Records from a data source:
--- BEGIN ---

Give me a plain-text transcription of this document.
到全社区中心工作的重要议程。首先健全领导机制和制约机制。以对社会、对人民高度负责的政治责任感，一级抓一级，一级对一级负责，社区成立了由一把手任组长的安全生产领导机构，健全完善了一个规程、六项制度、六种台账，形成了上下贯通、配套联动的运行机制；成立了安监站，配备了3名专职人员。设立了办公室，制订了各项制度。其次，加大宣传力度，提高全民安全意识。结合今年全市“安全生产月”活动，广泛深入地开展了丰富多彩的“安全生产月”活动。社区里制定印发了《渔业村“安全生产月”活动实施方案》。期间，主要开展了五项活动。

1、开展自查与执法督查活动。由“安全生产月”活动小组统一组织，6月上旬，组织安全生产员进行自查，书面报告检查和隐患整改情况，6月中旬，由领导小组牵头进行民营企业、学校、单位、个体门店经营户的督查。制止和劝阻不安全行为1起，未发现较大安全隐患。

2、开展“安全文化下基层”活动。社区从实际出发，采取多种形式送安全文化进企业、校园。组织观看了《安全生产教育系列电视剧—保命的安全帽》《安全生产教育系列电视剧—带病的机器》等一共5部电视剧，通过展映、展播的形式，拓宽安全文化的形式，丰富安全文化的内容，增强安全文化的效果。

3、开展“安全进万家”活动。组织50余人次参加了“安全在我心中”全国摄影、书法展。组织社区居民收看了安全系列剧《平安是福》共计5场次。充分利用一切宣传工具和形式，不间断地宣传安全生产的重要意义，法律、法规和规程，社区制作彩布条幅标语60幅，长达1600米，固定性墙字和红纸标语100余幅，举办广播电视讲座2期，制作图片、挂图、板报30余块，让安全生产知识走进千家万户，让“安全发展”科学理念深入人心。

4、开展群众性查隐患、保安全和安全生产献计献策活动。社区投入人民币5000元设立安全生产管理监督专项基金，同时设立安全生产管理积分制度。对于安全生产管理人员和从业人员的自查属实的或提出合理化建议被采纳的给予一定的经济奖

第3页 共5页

--- END ---

▸ GOAL OF THE EXERCISE
The entries above must be returned exactly.

▸ RESULT FOR THIS EXERCISE
Give me a plain-text transcription of this document.
到全社区中心工作的重要议程。首先健全领导机制和制约机制。以对社会、对人民高度负责的政治责任感，一级抓一级，一级对一级负责，社区成立了由一把手任组长的安全生产领导机构，健全完善了一个规程、六项制度、六种台账，形成了上下贯通、配套联动的运行机制；成立了安监站，配备了3名专职人员。设立了办公室，制订了各项制度。其次，加大宣传力度，提高全民安全意识。结合今年全市“安全生产月”活动，广泛深入地开展了丰富多彩的“安全生产月”活动。社区里制定印发了《渔业村“安全生产月”活动实施方案》。期间，主要开展了五项活动。

1、开展自查与执法督查活动。由“安全生产月”活动小组统一组织，6月上旬，组织安全生产员进行自查，书面报告检查和隐患整改情况，6月中旬，由领导小组牵头进行民营企业、学校、单位、个体门店经营户的督查。制止和劝阻不安全行为1起，未发现较大安全隐患。

2、开展“安全文化下基层”活动。社区从实际出发，采取多种形式送安全文化进企业、校园。组织观看了《安全生产教育系列电视剧—保命的安全帽》《安全生产教育系列电视剧—带病的机器》等一共5部电视剧，通过展映、展播的形式，拓宽安全文化的形式，丰富安全文化的内容，增强安全文化的效果。

3、开展“安全进万家”活动。组织50余人次参加了“安全在我心中”全国摄影、书法展。组织社区居民收看了安全系列剧《平安是福》共计5场次。充分利用一切宣传工具和形式，不间断地宣传安全生产的重要意义，法律、法规和规程，社区制作彩布条幅标语60幅，长达1600米，固定性墙字和红纸标语100余幅，举办广播电视讲座2期，制作图片、挂图、板报30余块，让安全生产知识走进千家万户，让“安全发展”科学理念深入人心。

4、开展群众性查隐患、保安全和安全生产献计献策活动。社区投入人民币5000元设立安全生产管理监督专项基金，同时设立安全生产管理积分制度。对于安全生产管理人员和从业人员的自查属实的或提出合理化建议被采纳的给予一定的经济奖

第3页 共5页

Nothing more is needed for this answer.